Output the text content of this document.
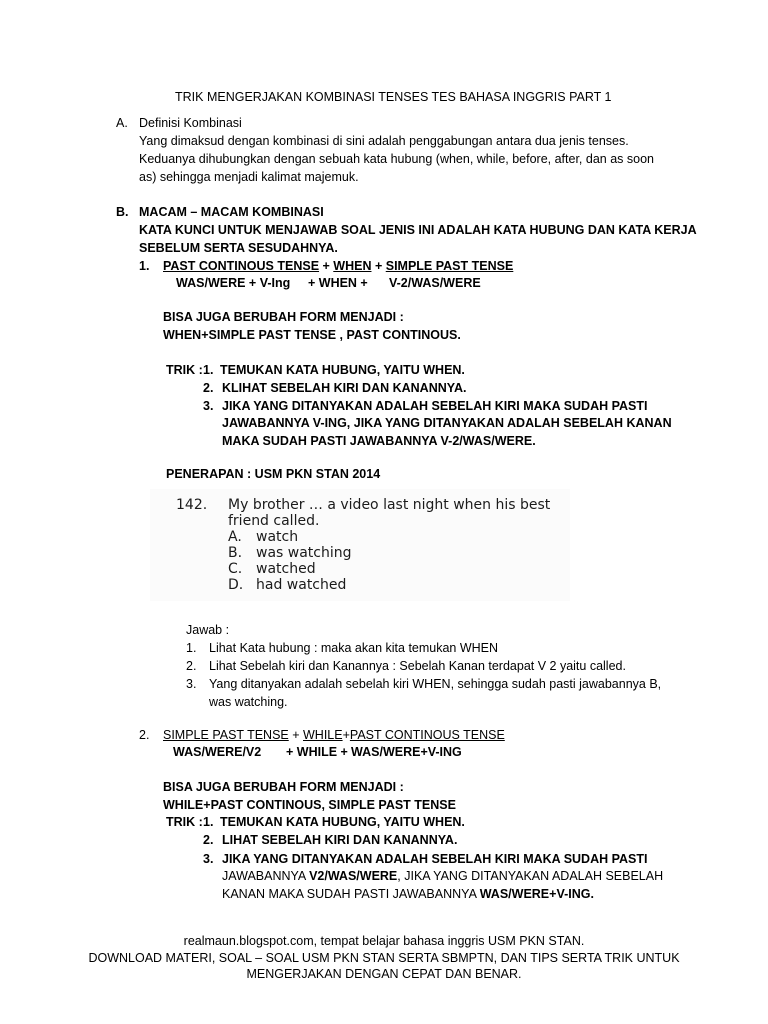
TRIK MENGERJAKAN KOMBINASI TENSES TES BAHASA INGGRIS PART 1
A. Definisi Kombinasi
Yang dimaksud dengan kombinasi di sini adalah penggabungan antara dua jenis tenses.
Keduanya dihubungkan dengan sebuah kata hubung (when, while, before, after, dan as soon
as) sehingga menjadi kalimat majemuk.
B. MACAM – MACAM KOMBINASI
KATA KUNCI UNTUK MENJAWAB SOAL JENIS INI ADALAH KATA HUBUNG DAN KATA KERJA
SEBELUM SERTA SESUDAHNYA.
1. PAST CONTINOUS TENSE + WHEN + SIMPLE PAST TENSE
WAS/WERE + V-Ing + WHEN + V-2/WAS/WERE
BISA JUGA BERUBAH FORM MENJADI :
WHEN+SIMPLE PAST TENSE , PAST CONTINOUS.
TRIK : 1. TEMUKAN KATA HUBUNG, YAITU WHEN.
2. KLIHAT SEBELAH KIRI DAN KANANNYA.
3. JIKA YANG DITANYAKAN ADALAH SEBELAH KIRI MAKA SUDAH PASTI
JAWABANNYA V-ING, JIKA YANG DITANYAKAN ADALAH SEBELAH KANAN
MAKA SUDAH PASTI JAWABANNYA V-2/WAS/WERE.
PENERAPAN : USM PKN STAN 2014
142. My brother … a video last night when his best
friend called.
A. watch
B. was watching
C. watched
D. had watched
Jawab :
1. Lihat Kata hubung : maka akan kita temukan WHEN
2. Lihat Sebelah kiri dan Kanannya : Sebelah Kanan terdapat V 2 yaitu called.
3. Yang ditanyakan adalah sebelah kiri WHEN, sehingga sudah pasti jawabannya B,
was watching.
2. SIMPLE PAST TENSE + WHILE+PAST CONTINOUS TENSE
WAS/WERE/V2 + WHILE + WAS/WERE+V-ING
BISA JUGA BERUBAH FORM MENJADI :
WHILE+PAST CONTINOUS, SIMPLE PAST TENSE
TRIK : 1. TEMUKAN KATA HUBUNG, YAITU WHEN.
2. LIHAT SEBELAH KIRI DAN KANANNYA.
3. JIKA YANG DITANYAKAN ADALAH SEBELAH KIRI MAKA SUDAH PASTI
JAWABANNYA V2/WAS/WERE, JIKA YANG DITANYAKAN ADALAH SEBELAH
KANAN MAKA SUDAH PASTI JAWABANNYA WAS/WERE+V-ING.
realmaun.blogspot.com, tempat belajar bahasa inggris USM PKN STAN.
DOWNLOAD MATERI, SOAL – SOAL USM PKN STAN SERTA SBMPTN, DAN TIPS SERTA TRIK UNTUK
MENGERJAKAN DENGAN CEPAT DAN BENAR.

> EXERCISE: Except for the pictures, copy the material above exactly.

> RESPONSE TO THIS EXERCISE:
Output the text content of this document.
TRIK MENGERJAKAN KOMBINASI TENSES TES BAHASA INGGRIS PART 1
A. Definisi Kombinasi
Yang dimaksud dengan kombinasi di sini adalah penggabungan antara dua jenis tenses.
Keduanya dihubungkan dengan sebuah kata hubung (when, while, before, after, dan as soon
as) sehingga menjadi kalimat majemuk.
B. MACAM – MACAM KOMBINASI
KATA KUNCI UNTUK MENJAWAB SOAL JENIS INI ADALAH KATA HUBUNG DAN KATA KERJA
SEBELUM SERTA SESUDAHNYA.
1. PAST CONTINOUS TENSE + WHEN + SIMPLE PAST TENSE
WAS/WERE + V-Ing + WHEN + V-2/WAS/WERE
BISA JUGA BERUBAH FORM MENJADI :
WHEN+SIMPLE PAST TENSE , PAST CONTINOUS.
TRIK : 1. TEMUKAN KATA HUBUNG, YAITU WHEN.
2. KLIHAT SEBELAH KIRI DAN KANANNYA.
3. JIKA YANG DITANYAKAN ADALAH SEBELAH KIRI MAKA SUDAH PASTI
JAWABANNYA V-ING, JIKA YANG DITANYAKAN ADALAH SEBELAH KANAN
MAKA SUDAH PASTI JAWABANNYA V-2/WAS/WERE.
PENERAPAN : USM PKN STAN 2014
142. My brother … a video last night when his best
friend called.
A. watch
B. was watching
C. watched
D. had watched
Jawab :
1. Lihat Kata hubung : maka akan kita temukan WHEN
2. Lihat Sebelah kiri dan Kanannya : Sebelah Kanan terdapat V 2 yaitu called.
3. Yang ditanyakan adalah sebelah kiri WHEN, sehingga sudah pasti jawabannya B,
was watching.
2. SIMPLE PAST TENSE + WHILE+PAST CONTINOUS TENSE
WAS/WERE/V2 + WHILE + WAS/WERE+V-ING
BISA JUGA BERUBAH FORM MENJADI :
WHILE+PAST CONTINOUS, SIMPLE PAST TENSE
TRIK : 1. TEMUKAN KATA HUBUNG, YAITU WHEN.
2. LIHAT SEBELAH KIRI DAN KANANNYA.
3. JIKA YANG DITANYAKAN ADALAH SEBELAH KIRI MAKA SUDAH PASTI
JAWABANNYA V2/WAS/WERE, JIKA YANG DITANYAKAN ADALAH SEBELAH
KANAN MAKA SUDAH PASTI JAWABANNYA WAS/WERE+V-ING.
realmaun.blogspot.com, tempat belajar bahasa inggris USM PKN STAN.
DOWNLOAD MATERI, SOAL – SOAL USM PKN STAN SERTA SBMPTN, DAN TIPS SERTA TRIK UNTUK
MENGERJAKAN DENGAN CEPAT DAN BENAR.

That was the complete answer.